GOAL OF THE EXERCISE = Where the data below has the string "title", return the whole line.

PROVIDED DATA =
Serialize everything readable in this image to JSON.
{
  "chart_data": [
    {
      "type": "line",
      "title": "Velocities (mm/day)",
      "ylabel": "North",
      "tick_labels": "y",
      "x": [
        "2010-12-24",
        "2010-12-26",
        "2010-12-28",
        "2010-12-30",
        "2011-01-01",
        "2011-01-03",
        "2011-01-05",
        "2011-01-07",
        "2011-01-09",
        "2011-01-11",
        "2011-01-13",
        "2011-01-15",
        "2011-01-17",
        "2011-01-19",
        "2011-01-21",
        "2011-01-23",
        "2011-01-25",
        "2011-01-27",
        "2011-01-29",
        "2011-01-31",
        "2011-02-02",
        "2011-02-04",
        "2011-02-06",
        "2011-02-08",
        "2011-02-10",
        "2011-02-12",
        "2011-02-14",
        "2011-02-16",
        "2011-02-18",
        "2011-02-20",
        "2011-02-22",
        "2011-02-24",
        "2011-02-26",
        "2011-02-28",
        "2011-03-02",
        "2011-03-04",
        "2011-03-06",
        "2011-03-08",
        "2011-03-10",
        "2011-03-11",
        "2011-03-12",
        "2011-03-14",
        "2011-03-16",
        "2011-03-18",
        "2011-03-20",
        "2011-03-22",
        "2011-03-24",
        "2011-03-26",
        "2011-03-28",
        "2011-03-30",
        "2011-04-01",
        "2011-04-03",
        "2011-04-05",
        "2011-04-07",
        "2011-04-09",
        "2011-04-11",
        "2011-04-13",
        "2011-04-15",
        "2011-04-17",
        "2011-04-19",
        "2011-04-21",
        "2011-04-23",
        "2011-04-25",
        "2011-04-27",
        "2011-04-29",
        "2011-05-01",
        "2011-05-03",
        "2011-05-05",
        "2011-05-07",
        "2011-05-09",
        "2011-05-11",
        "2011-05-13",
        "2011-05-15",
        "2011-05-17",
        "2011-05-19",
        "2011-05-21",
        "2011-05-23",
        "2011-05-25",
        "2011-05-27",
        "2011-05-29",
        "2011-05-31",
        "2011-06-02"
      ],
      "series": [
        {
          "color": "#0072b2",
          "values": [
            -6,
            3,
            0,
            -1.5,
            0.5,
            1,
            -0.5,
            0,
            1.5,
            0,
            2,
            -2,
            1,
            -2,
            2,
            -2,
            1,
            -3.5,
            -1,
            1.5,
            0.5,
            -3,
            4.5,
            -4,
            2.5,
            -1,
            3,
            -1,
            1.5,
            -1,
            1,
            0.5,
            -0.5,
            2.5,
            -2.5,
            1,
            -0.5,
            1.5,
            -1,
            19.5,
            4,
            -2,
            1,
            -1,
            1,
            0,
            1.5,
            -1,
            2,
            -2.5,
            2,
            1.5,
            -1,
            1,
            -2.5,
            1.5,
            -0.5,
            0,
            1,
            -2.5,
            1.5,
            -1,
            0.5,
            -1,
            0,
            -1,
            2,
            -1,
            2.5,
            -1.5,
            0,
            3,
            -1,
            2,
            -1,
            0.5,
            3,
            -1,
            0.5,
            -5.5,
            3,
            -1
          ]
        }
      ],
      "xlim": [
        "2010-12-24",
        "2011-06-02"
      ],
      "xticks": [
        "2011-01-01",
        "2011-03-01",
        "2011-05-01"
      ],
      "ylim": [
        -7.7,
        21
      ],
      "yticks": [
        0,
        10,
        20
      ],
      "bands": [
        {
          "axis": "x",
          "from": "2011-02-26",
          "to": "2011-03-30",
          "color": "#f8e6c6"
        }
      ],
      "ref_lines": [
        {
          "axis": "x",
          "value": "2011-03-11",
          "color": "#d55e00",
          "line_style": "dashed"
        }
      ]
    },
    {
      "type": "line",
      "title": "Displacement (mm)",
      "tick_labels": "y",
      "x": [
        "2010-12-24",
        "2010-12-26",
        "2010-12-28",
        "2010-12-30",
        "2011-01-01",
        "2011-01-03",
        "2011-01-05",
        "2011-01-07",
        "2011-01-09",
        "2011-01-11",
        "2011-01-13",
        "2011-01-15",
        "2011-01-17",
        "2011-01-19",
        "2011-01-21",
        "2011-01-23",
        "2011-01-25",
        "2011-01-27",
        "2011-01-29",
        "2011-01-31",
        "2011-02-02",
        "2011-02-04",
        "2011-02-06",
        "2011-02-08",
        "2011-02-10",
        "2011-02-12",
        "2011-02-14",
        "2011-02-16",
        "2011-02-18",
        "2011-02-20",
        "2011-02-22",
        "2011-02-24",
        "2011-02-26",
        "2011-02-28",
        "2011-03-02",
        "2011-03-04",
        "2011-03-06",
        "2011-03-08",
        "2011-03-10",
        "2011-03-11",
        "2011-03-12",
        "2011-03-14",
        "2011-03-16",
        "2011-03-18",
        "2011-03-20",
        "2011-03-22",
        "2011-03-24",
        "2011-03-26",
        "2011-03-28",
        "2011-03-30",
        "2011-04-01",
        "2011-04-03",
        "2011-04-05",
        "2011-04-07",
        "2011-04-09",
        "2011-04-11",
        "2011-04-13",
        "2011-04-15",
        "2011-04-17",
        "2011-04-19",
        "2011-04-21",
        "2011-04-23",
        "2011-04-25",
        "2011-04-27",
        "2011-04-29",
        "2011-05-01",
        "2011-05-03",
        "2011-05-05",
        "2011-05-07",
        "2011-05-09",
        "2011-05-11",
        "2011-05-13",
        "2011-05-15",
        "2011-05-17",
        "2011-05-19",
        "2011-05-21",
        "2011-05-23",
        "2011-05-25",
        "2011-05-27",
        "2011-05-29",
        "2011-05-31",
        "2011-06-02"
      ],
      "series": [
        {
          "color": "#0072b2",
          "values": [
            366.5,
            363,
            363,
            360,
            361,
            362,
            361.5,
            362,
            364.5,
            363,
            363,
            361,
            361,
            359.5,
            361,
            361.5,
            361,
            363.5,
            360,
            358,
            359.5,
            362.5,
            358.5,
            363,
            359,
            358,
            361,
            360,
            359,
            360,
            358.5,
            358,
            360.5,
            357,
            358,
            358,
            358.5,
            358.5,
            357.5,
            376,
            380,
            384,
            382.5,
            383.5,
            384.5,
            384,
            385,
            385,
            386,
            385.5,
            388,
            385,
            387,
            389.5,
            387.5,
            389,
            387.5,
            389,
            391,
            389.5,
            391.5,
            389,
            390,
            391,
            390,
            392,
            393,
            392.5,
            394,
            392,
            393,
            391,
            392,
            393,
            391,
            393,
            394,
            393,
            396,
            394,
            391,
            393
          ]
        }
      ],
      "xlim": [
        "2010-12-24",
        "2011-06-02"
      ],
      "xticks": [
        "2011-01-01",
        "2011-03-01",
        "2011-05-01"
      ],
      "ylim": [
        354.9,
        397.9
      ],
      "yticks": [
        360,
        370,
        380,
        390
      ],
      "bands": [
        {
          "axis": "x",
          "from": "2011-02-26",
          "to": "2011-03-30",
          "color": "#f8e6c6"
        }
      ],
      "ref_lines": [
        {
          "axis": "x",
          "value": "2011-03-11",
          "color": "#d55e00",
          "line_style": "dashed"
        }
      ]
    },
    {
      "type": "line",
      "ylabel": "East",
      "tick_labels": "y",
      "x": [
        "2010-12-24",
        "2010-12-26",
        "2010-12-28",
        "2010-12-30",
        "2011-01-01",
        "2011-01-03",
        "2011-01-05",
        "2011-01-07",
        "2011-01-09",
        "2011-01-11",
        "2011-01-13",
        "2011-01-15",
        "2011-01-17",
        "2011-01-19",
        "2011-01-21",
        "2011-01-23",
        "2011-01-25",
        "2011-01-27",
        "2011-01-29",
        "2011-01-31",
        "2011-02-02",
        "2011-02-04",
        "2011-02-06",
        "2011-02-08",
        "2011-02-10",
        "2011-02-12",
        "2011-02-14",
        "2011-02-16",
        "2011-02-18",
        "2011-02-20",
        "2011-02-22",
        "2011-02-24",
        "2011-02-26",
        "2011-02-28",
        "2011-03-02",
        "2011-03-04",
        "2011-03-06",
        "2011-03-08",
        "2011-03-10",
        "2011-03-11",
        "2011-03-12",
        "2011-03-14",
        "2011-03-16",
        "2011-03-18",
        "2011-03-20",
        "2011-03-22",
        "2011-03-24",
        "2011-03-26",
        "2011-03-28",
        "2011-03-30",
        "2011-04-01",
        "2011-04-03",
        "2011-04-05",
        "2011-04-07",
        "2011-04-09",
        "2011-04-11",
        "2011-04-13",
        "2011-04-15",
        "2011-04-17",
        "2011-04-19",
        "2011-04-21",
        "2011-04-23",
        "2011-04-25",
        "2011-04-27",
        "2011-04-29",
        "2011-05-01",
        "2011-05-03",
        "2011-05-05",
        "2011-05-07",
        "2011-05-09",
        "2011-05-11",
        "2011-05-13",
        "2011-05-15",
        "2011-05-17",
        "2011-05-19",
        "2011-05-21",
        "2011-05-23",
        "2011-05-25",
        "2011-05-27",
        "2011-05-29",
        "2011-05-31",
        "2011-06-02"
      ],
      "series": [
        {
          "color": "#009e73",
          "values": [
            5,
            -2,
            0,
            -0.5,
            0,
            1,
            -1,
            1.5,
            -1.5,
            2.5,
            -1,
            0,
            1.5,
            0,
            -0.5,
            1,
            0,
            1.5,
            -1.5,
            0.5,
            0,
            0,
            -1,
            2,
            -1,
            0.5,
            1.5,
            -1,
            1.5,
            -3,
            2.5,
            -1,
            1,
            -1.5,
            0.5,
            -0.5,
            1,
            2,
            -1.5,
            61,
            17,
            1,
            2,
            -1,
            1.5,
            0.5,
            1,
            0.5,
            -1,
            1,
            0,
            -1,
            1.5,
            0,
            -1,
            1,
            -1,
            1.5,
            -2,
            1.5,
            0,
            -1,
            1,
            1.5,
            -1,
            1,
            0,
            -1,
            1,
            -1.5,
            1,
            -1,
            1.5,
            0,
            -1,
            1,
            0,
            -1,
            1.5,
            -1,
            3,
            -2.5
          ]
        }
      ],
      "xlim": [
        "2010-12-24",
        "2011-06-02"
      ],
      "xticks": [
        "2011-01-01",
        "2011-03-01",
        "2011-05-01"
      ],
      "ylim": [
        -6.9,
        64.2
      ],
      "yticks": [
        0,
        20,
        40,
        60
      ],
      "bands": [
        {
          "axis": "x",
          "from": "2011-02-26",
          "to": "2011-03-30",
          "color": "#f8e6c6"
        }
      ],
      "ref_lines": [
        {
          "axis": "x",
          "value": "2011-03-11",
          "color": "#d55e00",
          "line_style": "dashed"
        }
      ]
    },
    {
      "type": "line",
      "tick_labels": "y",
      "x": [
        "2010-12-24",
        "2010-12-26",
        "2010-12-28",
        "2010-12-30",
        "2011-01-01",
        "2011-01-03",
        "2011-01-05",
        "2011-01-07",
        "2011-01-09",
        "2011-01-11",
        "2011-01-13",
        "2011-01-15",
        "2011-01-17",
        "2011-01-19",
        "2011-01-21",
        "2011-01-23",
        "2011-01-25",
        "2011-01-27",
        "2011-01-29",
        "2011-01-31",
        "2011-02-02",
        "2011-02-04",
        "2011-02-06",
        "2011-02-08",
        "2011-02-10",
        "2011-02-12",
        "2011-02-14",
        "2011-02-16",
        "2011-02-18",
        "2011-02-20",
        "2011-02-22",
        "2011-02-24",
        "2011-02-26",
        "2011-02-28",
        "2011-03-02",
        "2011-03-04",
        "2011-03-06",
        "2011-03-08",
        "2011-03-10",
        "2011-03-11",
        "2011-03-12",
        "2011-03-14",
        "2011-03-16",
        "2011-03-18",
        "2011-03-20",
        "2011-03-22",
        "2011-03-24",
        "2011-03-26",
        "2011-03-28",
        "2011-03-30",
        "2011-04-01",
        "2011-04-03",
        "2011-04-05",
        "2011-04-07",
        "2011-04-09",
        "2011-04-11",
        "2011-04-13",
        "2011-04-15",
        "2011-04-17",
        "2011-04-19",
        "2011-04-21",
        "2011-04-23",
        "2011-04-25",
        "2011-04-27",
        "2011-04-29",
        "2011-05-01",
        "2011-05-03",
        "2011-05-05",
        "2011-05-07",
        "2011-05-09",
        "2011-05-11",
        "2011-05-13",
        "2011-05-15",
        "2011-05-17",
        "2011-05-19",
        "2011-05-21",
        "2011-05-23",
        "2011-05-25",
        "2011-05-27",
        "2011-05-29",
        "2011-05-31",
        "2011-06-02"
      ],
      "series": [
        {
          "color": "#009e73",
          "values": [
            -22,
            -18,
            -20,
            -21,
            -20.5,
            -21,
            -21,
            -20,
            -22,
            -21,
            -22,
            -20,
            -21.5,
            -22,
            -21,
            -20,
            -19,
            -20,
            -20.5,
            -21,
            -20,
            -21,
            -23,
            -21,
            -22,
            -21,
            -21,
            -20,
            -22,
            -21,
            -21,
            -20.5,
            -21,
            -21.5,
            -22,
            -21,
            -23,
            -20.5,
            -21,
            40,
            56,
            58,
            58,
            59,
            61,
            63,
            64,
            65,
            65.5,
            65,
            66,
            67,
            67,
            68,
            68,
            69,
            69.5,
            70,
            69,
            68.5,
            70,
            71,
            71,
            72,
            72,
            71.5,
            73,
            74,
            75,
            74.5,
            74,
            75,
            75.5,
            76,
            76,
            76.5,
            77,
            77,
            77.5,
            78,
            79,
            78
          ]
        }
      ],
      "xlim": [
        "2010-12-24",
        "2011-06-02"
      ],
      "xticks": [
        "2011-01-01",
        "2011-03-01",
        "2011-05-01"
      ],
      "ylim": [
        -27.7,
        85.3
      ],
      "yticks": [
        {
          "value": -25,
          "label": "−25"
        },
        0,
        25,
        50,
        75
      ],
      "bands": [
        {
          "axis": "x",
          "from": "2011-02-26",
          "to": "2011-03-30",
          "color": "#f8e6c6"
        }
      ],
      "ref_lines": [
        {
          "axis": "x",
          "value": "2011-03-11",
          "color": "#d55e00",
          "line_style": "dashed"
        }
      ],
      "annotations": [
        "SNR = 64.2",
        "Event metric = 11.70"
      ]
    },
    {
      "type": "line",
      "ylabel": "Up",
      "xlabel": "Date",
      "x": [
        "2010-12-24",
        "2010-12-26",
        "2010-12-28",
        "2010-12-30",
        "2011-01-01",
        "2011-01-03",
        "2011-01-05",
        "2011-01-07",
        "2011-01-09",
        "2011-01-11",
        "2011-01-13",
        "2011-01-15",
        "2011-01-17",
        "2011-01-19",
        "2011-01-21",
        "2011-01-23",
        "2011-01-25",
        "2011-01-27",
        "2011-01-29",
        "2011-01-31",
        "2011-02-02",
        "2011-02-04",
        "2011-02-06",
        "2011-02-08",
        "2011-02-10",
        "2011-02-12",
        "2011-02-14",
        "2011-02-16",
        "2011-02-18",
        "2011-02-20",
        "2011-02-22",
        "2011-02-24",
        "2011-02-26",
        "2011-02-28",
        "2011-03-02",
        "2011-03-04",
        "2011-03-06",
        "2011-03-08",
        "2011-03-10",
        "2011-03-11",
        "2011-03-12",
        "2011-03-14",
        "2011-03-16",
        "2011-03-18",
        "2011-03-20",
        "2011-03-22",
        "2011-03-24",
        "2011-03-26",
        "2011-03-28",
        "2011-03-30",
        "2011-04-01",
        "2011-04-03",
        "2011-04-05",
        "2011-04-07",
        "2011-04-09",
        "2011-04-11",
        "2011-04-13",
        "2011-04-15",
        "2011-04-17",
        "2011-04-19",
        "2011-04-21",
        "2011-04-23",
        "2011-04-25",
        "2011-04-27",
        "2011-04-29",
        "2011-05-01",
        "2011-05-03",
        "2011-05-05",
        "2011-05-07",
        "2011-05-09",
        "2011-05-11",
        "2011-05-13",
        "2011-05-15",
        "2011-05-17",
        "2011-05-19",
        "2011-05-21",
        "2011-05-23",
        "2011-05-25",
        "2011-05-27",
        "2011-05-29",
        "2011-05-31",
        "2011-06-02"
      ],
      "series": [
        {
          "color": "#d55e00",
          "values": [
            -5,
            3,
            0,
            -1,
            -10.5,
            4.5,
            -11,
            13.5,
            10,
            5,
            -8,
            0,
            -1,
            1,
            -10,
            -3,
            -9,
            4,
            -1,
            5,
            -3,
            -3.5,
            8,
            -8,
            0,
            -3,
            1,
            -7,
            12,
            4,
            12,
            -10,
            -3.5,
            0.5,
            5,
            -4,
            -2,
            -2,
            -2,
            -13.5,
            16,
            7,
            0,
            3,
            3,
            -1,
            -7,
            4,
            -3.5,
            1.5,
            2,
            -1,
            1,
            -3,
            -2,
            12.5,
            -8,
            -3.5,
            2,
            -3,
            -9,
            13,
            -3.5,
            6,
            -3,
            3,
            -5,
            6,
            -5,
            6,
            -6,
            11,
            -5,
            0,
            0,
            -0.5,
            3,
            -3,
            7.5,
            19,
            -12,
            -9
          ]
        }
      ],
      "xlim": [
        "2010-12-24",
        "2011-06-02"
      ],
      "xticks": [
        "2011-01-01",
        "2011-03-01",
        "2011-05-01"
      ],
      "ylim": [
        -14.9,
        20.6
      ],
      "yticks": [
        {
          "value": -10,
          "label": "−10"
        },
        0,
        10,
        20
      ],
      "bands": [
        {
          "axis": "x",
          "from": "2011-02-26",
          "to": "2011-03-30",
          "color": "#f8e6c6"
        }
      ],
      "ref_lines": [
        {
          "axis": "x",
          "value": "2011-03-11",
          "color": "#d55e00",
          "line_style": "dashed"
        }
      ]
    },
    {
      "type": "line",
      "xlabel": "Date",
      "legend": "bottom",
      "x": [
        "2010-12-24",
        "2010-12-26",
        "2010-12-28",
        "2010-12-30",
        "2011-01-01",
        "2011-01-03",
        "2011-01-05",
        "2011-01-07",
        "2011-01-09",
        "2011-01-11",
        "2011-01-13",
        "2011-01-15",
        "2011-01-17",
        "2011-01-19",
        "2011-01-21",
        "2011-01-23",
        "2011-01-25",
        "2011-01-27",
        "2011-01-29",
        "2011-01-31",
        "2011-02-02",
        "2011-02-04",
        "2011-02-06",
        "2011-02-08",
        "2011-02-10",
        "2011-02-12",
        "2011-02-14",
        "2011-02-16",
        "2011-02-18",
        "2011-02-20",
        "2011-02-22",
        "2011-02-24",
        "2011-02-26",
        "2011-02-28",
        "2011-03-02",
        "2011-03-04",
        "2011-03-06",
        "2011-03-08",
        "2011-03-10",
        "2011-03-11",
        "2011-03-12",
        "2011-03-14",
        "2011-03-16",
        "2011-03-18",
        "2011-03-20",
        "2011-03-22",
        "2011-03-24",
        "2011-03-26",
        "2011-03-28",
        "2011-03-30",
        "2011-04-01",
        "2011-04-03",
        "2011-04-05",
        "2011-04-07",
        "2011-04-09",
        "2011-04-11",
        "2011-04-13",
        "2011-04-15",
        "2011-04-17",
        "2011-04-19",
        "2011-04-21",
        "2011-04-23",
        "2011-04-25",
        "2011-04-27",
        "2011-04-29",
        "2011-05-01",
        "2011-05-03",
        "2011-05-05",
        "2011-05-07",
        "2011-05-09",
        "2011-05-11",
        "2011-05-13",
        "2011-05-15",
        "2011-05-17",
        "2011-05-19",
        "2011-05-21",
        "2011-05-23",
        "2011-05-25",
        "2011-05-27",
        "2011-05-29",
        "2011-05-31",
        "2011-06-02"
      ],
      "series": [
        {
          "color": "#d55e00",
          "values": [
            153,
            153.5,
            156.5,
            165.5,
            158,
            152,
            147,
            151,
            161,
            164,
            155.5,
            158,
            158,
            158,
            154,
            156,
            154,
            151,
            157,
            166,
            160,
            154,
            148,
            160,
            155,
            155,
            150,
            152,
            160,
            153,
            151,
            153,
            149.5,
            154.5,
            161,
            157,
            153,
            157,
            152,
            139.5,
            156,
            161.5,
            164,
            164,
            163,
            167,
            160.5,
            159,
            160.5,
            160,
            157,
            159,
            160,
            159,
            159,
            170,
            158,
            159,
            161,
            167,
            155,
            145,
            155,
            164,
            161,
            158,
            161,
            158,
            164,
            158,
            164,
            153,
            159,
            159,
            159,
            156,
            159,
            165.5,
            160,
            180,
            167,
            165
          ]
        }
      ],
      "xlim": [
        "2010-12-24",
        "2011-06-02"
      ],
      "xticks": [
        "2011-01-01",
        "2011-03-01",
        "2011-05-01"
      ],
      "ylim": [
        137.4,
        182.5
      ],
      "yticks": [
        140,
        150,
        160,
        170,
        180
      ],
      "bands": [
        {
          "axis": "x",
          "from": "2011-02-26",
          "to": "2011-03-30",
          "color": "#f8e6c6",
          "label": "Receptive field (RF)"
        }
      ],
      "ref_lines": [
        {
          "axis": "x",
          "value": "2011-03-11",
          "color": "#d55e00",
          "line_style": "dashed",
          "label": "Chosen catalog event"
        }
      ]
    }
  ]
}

ANSWER FOR THE TASK =
      "title": "Velocities (mm/day)",
      "title": "Displacement (mm)",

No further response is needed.